→ **Goal**
Determine the number of lines containing the word "парах", and state that figure alone.

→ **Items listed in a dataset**
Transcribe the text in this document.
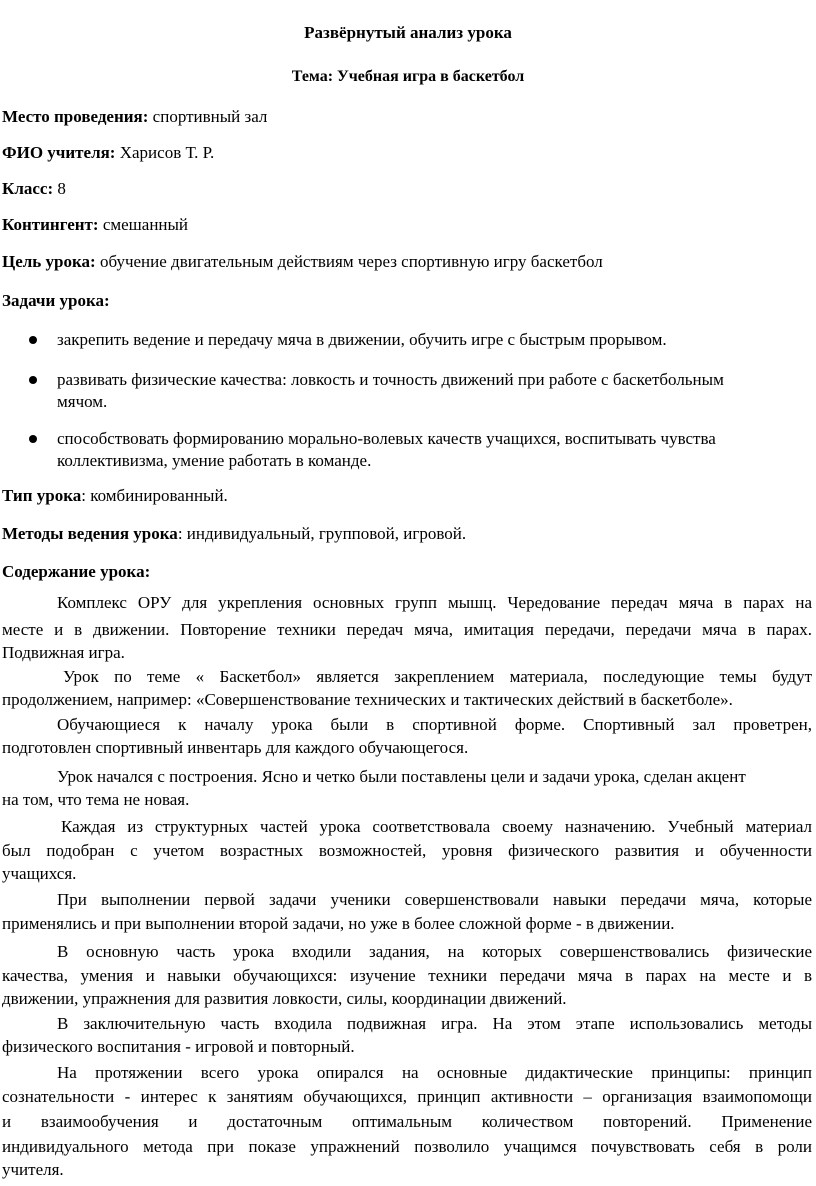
Развёрнутый анализ урока
Тема: Учебная игра в баскетбол
Место проведения: спортивный зал
ФИО учителя: Харисов Т. Р.
Класс: 8
Контингент: смешанный
Цель урока: обучение двигательным действиям через спортивную игру баскетбол
Задачи урока:
закрепить ведение и передачу мяча в движении, обучить игре с быстрым прорывом.
развивать физические качества: ловкость и точность движений при работе с баскетбольным
мячом.
способствовать формированию морально-волевых качеств учащихся, воспитывать чувства
коллективизма, умение работать в команде.
Тип урока: комбинированный.
Методы ведения урока: индивидуальный, групповой, игровой.
Содержание урока:
Комплекс ОРУ для укрепления основных групп мышц. Чередование передач мяча в парах на
месте и в движении. Повторение техники передач мяча, имитация передачи, передачи мяча в парах.
Подвижная игра.
Урок по теме « Баскетбол» является закреплением материала, последующие темы будут
продолжением, например: «Совершенствование технических и тактических действий в баскетболе».
Обучающиеся к началу урока были в спортивной форме. Спортивный зал проветрен,
подготовлен спортивный инвентарь для каждого обучающегося.
Урок начался с построения. Ясно и четко были поставлены цели и задачи урока, сделан акцент
на том, что тема не новая.
Каждая из структурных частей урока соответствовала своему назначению. Учебный материал
был подобран с учетом возрастных возможностей, уровня физического развития и обученности
учащихся.
При выполнении первой задачи ученики совершенствовали навыки передачи мяча, которые
применялись и при выполнении второй задачи, но уже в более сложной форме - в движении.
В основную часть урока входили задания, на которых совершенствовались физические
качества, умения и навыки обучающихся: изучение техники передачи мяча в парах на месте и в
движении, упражнения для развития ловкости, силы, координации движений.
В заключительную часть входила подвижная игра. На этом этапе использовались методы
физического воспитания - игровой и повторный.
На протяжении всего урока опирался на основные дидактические принципы: принцип
сознательности - интерес к занятиям обучающихся, принцип активности – организация взаимопомощи
и взаимообучения и достаточным оптимальным количеством повторений. Применение
индивидуального метода при показе упражнений позволило учащимся почувствовать себя в роли
учителя.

→ **Solved exercise**
3